- **Short task**:
Collect the lines of the entries where "CBTC" shows up.

***** Given records *****

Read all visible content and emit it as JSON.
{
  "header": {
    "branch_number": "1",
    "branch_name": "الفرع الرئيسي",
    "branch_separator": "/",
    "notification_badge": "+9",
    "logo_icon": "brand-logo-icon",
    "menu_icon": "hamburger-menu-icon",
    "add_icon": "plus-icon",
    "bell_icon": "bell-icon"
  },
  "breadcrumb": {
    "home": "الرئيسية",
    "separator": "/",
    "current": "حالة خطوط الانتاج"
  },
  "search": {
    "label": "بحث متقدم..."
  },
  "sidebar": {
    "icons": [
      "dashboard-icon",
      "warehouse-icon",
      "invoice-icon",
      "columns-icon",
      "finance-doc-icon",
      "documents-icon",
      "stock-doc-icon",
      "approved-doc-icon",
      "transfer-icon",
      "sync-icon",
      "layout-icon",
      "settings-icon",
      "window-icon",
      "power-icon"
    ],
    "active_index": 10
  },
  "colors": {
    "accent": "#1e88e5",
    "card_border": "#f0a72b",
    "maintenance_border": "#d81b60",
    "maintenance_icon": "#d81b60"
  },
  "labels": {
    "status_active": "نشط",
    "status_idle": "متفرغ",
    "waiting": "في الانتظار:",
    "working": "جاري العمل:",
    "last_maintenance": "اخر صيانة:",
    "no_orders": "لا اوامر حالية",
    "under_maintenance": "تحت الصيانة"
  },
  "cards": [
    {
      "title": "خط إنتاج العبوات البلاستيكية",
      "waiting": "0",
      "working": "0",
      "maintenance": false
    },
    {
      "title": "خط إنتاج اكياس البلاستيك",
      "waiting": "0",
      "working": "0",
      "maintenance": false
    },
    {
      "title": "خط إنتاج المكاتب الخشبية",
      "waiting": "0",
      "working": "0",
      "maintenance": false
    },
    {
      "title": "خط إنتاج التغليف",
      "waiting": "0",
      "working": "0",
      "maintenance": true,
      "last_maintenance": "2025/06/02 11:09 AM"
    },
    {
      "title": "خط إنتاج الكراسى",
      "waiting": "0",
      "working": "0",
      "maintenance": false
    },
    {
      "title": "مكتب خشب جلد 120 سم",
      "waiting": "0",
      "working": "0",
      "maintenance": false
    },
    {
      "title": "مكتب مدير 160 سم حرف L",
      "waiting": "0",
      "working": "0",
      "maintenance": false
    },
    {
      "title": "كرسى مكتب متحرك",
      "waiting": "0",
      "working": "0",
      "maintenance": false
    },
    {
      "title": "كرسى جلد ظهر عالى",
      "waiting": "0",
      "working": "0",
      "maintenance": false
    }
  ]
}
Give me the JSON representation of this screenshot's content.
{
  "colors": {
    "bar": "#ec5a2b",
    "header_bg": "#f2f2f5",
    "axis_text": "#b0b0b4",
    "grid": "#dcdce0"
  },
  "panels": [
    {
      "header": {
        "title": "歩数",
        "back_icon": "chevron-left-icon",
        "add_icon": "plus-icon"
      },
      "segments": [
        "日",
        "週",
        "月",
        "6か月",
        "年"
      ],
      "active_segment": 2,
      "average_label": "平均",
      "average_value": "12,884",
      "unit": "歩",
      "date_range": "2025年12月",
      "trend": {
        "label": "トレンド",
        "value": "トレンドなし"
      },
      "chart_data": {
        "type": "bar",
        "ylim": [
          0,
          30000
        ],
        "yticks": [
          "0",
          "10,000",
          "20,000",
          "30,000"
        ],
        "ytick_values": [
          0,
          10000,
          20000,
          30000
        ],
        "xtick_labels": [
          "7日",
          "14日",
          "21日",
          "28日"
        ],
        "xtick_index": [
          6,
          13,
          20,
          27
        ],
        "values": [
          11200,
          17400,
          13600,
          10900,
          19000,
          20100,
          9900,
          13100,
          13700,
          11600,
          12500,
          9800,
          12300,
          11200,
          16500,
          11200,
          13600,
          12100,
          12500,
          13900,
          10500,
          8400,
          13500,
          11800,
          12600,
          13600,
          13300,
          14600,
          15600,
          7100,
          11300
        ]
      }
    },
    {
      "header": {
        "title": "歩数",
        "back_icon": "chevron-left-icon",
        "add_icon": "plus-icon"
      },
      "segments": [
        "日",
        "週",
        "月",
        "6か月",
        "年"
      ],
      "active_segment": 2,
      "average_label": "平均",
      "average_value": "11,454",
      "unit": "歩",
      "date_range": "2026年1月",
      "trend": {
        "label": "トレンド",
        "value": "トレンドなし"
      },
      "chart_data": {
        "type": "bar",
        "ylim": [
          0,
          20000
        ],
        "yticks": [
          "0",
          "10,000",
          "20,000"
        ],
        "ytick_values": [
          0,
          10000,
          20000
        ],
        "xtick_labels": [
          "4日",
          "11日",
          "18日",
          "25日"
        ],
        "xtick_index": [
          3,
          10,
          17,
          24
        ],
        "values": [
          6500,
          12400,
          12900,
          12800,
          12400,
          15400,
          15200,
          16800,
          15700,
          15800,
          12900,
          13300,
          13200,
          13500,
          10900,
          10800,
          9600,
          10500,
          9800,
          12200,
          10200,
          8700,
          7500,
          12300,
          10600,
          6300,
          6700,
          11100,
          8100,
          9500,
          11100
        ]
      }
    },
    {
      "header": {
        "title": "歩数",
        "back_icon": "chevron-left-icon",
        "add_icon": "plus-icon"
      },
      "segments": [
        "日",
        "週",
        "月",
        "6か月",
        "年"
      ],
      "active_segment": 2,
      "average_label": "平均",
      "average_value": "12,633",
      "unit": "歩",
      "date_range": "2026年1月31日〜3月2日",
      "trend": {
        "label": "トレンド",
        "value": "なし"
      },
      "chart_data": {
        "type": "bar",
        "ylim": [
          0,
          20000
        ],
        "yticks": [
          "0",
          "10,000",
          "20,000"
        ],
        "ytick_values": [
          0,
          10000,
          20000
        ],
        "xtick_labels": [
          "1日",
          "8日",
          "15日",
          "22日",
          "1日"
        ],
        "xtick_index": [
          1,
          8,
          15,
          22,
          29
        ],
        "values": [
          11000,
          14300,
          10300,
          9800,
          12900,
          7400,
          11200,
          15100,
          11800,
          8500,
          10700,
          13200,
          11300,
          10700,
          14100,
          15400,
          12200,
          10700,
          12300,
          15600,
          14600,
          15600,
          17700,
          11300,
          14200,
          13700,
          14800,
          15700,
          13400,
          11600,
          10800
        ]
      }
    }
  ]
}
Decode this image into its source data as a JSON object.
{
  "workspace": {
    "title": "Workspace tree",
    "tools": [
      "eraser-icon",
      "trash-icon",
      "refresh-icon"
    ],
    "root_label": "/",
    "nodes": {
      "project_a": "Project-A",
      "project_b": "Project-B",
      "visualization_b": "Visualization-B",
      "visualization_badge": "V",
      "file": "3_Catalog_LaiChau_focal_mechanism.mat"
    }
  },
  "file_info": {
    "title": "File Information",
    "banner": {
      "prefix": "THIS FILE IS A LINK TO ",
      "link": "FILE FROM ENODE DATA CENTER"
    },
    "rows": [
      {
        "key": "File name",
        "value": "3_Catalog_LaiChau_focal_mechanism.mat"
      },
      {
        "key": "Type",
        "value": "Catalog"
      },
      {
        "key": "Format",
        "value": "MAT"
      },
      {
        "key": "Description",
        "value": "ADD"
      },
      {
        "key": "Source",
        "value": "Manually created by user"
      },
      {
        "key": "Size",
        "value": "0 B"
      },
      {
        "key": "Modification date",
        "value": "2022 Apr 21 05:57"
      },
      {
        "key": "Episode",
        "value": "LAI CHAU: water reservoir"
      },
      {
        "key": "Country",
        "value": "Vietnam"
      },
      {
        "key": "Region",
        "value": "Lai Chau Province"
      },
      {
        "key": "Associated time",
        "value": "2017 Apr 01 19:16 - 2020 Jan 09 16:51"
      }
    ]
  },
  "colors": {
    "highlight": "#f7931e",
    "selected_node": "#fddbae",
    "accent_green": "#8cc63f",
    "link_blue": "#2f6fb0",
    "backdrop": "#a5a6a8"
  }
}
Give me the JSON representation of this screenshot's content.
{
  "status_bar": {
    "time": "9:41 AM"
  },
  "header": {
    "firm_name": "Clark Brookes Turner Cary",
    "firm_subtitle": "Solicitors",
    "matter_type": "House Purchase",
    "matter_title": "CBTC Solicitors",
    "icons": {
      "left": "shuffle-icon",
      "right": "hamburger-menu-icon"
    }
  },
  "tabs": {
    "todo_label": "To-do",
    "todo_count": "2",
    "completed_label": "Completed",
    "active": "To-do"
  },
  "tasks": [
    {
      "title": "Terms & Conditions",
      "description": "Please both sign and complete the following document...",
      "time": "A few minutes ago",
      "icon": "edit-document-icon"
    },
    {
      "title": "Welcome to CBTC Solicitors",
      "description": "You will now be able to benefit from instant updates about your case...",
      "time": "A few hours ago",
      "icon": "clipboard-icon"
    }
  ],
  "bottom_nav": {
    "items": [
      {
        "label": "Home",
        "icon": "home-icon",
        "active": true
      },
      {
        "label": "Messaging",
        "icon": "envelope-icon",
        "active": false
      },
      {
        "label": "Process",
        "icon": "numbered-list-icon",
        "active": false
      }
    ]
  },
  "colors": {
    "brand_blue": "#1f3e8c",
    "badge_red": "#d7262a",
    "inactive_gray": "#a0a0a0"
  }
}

*****

- **In response**:
    "matter_title": "CBTC Solicitors",
      "title": "Welcome to CBTC Solicitors",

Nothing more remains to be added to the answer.